* _What is required_
Find the lines with the string "text" and return them.

^^^^

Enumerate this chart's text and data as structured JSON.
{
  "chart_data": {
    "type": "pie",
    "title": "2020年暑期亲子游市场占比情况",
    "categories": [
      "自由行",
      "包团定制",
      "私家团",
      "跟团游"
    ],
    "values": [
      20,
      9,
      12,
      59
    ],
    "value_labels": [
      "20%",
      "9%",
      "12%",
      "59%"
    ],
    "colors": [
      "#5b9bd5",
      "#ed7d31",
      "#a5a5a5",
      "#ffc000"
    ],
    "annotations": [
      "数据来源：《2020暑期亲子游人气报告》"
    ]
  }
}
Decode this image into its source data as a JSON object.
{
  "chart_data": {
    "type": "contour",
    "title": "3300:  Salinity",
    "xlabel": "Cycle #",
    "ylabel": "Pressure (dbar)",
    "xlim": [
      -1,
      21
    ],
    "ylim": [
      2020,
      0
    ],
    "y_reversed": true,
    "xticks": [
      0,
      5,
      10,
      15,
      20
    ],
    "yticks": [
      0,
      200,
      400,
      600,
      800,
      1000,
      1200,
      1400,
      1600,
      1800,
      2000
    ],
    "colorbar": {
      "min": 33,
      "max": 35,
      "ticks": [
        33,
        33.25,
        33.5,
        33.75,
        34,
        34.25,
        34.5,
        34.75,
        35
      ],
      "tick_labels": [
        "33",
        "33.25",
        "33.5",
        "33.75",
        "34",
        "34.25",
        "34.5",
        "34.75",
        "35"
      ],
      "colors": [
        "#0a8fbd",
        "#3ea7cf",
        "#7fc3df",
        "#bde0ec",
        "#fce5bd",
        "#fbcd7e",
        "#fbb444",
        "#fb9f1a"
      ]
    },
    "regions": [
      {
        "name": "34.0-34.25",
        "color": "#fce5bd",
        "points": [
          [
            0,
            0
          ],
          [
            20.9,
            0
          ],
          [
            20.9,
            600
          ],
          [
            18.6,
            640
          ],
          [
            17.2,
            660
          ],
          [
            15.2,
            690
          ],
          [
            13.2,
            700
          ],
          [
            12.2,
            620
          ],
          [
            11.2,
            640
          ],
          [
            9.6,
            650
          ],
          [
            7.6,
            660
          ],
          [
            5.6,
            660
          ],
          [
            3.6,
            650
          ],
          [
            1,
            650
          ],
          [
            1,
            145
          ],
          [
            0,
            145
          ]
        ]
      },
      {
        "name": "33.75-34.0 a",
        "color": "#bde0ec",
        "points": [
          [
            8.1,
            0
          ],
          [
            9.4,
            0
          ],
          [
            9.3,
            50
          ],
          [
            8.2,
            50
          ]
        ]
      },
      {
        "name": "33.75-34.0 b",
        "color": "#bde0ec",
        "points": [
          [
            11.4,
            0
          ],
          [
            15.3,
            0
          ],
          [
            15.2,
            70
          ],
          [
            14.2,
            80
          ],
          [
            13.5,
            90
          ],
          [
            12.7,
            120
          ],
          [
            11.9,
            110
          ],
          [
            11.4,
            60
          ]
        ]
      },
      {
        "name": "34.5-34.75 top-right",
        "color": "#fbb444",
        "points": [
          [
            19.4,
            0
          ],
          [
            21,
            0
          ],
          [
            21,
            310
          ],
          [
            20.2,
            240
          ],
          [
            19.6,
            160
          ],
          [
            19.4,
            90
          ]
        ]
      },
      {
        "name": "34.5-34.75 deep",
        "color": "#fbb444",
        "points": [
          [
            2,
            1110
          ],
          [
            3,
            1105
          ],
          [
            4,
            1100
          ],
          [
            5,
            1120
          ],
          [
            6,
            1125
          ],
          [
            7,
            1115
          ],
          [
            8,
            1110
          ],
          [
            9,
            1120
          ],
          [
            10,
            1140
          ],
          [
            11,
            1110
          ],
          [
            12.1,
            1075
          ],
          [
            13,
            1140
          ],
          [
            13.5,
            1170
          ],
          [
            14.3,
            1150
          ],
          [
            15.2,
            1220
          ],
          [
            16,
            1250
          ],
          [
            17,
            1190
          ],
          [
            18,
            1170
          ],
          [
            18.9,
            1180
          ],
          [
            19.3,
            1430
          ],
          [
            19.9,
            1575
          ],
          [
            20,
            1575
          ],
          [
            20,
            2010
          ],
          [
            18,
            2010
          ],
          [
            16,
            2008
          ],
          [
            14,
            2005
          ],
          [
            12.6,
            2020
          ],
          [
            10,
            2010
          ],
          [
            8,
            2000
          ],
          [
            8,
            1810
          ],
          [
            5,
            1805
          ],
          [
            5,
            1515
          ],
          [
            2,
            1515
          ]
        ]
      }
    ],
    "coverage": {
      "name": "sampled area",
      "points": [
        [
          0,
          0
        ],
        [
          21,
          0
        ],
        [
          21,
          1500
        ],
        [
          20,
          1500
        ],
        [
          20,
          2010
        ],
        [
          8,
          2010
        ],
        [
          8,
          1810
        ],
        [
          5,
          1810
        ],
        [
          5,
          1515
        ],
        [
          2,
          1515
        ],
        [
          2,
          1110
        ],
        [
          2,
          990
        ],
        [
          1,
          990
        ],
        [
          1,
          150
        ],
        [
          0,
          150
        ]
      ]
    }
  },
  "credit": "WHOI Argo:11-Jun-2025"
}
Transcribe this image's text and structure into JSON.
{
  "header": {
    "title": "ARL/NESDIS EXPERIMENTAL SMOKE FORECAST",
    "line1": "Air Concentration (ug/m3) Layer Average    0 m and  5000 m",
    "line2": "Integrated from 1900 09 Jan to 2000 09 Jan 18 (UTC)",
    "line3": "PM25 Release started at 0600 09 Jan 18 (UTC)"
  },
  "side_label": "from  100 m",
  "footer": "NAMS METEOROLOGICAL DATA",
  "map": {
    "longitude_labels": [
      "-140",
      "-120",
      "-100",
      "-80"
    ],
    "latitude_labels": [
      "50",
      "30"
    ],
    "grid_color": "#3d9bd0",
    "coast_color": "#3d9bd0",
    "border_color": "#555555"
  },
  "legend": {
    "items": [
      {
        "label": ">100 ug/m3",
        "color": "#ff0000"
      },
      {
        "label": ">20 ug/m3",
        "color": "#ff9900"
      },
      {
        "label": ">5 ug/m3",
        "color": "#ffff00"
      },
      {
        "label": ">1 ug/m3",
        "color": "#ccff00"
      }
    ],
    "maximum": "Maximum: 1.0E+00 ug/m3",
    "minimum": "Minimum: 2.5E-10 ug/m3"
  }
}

^^^^

* _Right answer_
Enumerate this chart's text and data as structured JSON.
Transcribe this image's text and structure into JSON.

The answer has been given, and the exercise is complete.